# REQUIRED TASK
Gather every line holding the string "cubemenow".

# Extracted data entries

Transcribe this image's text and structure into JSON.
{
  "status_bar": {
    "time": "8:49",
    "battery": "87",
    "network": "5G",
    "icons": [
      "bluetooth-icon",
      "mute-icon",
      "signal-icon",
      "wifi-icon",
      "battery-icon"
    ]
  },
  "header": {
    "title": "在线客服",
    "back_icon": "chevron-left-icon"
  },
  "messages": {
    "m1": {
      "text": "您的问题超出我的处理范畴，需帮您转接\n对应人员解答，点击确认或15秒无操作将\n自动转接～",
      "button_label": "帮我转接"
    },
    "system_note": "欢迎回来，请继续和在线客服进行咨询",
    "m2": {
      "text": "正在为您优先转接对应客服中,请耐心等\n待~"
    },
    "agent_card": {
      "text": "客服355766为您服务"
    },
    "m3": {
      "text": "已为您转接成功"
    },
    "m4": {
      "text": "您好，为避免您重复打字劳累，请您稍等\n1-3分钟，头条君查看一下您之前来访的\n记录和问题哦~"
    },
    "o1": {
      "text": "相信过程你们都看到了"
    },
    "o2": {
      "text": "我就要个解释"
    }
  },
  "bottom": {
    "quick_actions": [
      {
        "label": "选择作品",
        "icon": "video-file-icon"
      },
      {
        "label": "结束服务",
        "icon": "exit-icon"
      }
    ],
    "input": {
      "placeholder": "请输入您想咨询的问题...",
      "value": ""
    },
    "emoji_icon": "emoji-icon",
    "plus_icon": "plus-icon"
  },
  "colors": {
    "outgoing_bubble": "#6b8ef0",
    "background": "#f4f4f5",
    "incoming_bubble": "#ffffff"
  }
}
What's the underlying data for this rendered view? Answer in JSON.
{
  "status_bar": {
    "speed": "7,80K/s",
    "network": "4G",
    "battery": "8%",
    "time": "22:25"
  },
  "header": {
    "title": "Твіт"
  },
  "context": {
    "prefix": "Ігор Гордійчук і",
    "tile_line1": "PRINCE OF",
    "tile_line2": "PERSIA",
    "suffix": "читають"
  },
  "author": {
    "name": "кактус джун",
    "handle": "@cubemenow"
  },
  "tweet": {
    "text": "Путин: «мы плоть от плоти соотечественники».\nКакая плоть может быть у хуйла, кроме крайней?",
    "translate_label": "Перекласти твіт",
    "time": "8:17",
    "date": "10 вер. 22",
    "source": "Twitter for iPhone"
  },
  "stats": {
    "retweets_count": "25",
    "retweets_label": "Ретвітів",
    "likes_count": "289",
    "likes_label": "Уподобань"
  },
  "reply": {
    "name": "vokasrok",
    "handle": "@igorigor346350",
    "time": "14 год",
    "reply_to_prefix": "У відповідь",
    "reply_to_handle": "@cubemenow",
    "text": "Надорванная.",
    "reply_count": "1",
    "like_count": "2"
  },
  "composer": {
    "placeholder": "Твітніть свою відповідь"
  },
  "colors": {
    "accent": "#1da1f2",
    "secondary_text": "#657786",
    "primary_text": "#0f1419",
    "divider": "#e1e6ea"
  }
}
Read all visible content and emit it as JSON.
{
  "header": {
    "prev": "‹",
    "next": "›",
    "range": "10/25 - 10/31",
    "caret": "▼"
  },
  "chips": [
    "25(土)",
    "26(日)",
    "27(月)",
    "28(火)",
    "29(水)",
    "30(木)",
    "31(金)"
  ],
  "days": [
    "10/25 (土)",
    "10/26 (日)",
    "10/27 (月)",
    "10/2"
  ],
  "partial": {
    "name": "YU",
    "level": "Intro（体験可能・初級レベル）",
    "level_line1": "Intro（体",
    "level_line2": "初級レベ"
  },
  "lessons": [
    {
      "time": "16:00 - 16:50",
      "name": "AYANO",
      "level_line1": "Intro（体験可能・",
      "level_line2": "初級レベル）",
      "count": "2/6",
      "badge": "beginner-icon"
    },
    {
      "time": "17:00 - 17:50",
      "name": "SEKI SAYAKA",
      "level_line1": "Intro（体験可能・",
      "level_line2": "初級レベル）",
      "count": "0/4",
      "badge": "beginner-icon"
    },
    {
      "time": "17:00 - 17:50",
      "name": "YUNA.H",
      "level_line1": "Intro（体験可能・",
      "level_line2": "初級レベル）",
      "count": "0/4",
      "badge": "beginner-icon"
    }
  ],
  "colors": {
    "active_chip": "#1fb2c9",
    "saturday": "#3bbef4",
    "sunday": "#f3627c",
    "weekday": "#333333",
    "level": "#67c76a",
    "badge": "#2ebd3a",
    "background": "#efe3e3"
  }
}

# COMPLETE RESPONSE
    "handle": "@cubemenow"
    "reply_to_handle": "@cubemenow",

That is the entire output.